» **REQUIREMENTS**:
1/ In the fourth amendment to the credit agreement, which company acts as collateral agent?
2/ Reproduce the passage of the credit agreement amendment starting with "for the Lenders, TRANSAMERICA" and going on through "the undersigned Lenders.".
3/ Continue the fourth amendment to the credit agreement from where it stops.

FOURTH AMENDMENT TO CREDIT AGREEMENT
THIS FOURTH AMENDMENT (this "AMENDMENT"), to the Credit Agreement dated as
of October 23, 1996, among CENTRAL PRODUCTS COMPANY, a Delaware corporation
("CENTRAL"), XXXXX-BRIDGE INDUSTRIES, INC., a Delaware corporation ("XXXXX"),
ENTOLETER, INC. ("ENTOLETER" and, together with Central and Xxxxx, the
"BORROWERS"), SPINNAKER INDUSTRIES, INC., a Delaware corporation (the
"GUARANTOR" and together with the Borrowers, the "CREDIT PARTIES"), each of the
financial institutions from time to time parties thereto, as lenders (the
"LENDERS"), BT COMMERCIAL CORPORATION, as agent (in such capacity, the "AGENT")
for the Lenders, TRANSAMERICA BUSINESS CREDIT CORPORATION, as collateral agent
(in such capacity, the "COLLATERAL AGENT"), and BANKERS TRUST COMPANY, as
issuing bank (the "ISSUING BANK"), is made as of December 31, 1997 among the
Credit Parties and the undersigned Lenders.
W I T N E S S E T H :
WHEREAS, Credit Parties, the Lenders, the Agent, the Collateral Agent and
the Issuing Bank are parties to the Credit Agreement, dated as of October 23,
1996 (as amended by the First Amendment dated as of December 31, 1996, the
Second Amendment dated as of March 31, 1997, the Third Amendment dated as of
September 30, 1997 and as the same may be further amended, supplemented or
otherwise modified from time to time, the "CREDIT AGREEMENT"; capitalized terms
used herein shall have the meanings assigned to them in the Credit Agreement
unless otherwise defined herein);
WHEREAS, the Credit Parties have requested that the Majority Lenders agree
to amend the Credit Agreement in the manner set forth herein; and
WHEREAS, the undersigned Lenders are agreeable to such amendment, but only
on the terms and subject to the conditions set forth herein;
NOW, THEREFORE, in consideration of the foregoing and other good and
valuable consideration, the parties hereto hereby agree as follows:
SECTION 1. AMENDMENT TO CREDIT AGREEMENT. Section 7.2(u) of the Credit
Agreement is, effective as of the date hereof and subject to Section 2
hereof, amended by deleting "1.60:1.00" and substituting therefor "1.35:1.00".

Excerpt from a dataset

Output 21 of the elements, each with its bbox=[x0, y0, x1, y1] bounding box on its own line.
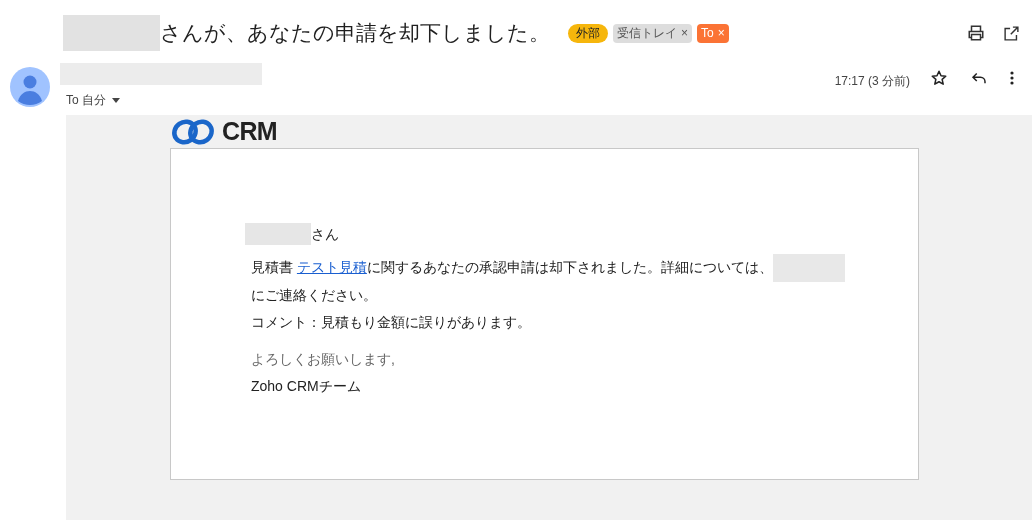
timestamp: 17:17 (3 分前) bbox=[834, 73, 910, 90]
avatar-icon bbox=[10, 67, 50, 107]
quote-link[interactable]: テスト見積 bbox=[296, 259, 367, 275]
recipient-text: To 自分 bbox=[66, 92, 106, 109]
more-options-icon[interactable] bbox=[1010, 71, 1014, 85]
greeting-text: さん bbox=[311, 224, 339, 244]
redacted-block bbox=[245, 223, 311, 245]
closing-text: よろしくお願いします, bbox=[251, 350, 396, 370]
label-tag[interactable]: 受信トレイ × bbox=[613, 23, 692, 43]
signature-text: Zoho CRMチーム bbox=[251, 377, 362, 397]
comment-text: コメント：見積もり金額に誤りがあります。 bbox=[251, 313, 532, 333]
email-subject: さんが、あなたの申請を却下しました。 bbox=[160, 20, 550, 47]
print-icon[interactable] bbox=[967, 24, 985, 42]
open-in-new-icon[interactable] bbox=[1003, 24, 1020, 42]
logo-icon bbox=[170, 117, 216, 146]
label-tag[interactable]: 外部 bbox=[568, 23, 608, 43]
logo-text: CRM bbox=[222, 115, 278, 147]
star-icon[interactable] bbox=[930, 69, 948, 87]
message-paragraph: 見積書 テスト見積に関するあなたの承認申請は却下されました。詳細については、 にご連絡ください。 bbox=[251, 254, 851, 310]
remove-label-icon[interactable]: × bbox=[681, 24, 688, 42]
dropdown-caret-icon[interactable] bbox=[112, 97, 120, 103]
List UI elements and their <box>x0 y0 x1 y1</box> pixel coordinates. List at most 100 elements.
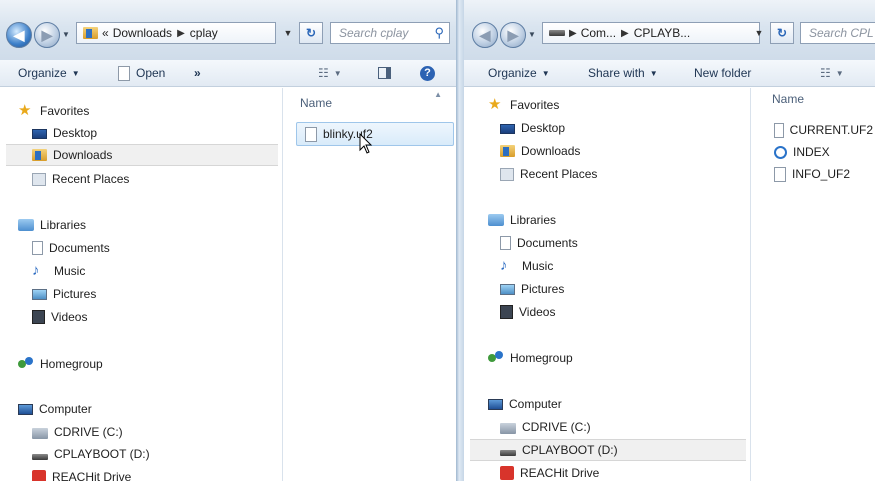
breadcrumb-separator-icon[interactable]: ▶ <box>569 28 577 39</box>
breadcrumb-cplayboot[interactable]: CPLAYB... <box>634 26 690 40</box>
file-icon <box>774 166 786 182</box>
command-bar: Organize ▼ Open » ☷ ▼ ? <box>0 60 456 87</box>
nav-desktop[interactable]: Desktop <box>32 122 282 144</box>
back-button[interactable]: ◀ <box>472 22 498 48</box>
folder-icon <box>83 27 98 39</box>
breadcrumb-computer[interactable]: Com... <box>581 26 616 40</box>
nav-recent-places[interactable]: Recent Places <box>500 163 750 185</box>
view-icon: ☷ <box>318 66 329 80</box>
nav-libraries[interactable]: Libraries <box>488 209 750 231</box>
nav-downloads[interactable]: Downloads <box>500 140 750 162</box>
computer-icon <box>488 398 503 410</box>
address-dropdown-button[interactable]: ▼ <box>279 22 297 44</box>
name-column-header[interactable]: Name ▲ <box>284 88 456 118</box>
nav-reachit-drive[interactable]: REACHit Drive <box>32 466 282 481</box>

» **ANSWERS IN ORDER**:
1/ Transamerica Business Credit Corporation

2/
for the Lenders, TRANSAMERICA BUSINESS CREDIT CORPORATION, as collateral agent
(in such capacity, the "COLLATERAL AGENT"), and BANKERS TRUST COMPANY, as
issuing bank (the "ISSUING BANK"), is made as of December 31, 1997 among the
Credit Parties and the undersigned Lenders.

3/
SECTION 2. EFFECTIVENESS. This Amendment shall become effective upon
the Agent's receipt of this Amendment, duly executed by the Credit Parties
and the Majority Lenders.
SECTION 3. REPRESENTATIONS AND WARRANTIES OF THE CREDIT PARTIES. Each
of the Credit Parties represents and warrants as follows:
(a) The execution, delivery and performance by such Credit Party of this
Amendment (i) are within such Credit Party's corporate powers and authority,
have been duly authorized by all necessary corporate action and do not
contravene (A) such Credit Party's Governing Documents, (B) any Requirement
of Law applicable to it or any of its properties or (C) any franchise,
license, permit, indenture, contract, lease, agreement, instrument or other
commitment to which it is a party or by which it or any of its properties are
bound, (ii) will not result in a Default or an Event of Default and (iii)
will not result in or require the creation or imposition of any Lien upon or
with respect to any property now owned or hereafter acquired by such Credit
Party (other than Liens permitted by the Credit Agreement).
(b) This Amendment constitutes the legal, valid and binding obligations
of such Credit Party enforceable against such Credit Party in accordance with
its terms, except as such enforceability may be limited by bankruptcy,
insolvency or similar laws affecting creditor's rights generally and general
principles of equity.
SECTION 4. REFERENCE TO AND EFFECT ON THE CREDIT DOCUMENTS.
(a) Upon the effectiveness of this Amendment, on and after the date
hereof, each reference in the Credit Agreement to (i) "this Agreement,"
"hereunder," "hereof," "herein" and words of like import, and such words or
words of like import in each reference in the Credit Documents, shall mean
and be a reference to the Credit Agreement as amended hereby.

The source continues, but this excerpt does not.